35 thoughts on “Free-For-All May 2013”

  1. What do you think of the weather?
    I can’t recall an april in md that ended as cool as this or the
    may snow storm nearer you that just looks unreal, any thoughts on that?

  2. I am in sight of the Harpers Ferry Gap, in Md. We have had just awesome blue skies and cool upper 60s lower 70s. My lawn has never looked so green.
    I fear the crazy weather will cause flooding and other unpleasantness.
    If I could ship some of this your way I would.
    Listening to Tisassa (audible books), very enjoyable.
    Thanks for that,
    Ed

  3. No, the problem is that an egg that is perfectly hard boiled has not actually gone hard yet. You need to let them rest, like steak. Unlike steak, you can’t tell when they’re *nearly* done, so you have to cook them until you think they could be almost ready, and then let them rest just long enough at the right temperature until they are actually done.

    And then you can open them, and find out that they are eggs from Hungarian chickens, so you should have done all your calculations in metric and assuming you were at least 78 meters above sea level, and they are still runny inside.

◆ Stored records
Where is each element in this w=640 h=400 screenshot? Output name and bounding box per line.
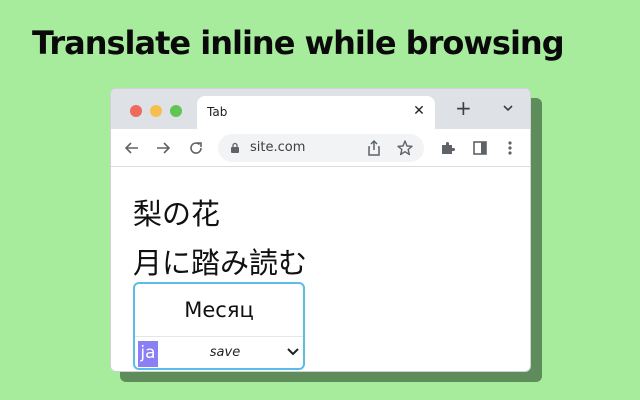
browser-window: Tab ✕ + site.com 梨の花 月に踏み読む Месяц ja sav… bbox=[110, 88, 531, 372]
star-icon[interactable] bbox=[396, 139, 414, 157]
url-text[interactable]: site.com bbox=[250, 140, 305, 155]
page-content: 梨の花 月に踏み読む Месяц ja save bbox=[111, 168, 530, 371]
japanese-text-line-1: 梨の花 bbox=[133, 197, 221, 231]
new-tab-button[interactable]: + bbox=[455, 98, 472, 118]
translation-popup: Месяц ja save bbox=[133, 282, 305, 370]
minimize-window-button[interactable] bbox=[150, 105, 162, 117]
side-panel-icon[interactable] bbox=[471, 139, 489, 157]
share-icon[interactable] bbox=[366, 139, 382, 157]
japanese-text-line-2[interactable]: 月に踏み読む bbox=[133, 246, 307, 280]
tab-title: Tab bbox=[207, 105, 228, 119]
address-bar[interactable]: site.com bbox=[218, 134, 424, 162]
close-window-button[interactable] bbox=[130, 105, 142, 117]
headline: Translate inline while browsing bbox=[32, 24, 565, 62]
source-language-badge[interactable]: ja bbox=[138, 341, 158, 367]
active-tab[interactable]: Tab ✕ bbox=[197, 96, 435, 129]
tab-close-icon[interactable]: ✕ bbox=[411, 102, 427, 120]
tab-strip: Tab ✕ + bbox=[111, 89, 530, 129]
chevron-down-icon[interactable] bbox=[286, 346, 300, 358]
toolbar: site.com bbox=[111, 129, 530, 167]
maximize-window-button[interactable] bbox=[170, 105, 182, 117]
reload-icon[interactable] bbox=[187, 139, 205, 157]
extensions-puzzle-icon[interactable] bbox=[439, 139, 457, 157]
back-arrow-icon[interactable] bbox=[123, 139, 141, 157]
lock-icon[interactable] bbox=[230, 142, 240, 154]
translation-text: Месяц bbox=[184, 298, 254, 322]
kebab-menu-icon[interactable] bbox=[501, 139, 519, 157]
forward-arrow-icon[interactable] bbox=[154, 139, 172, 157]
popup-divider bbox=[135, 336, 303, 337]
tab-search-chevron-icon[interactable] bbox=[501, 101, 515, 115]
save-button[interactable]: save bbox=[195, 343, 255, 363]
==
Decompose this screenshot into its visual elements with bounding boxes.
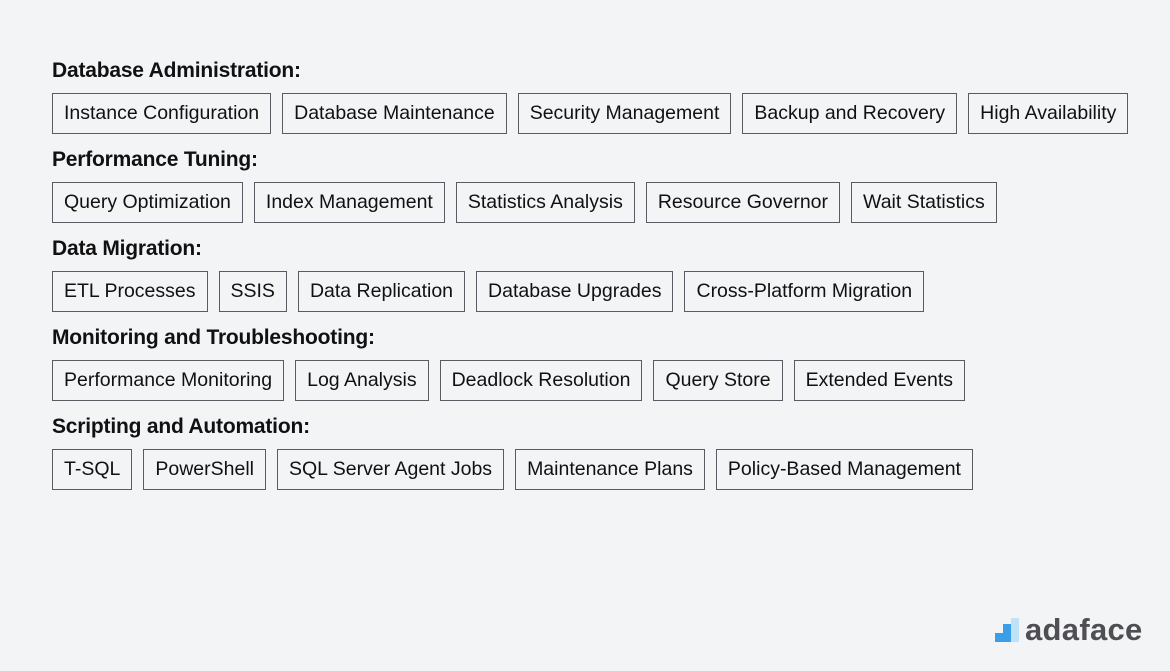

◆ Work to complete
In the May 2013 free-for-all comments, what does the comment about hard-boiled eggs say must be done with them after cooking?

◆ Correct response
They must be left to rest, like steak, at the right temperature until they are actually done.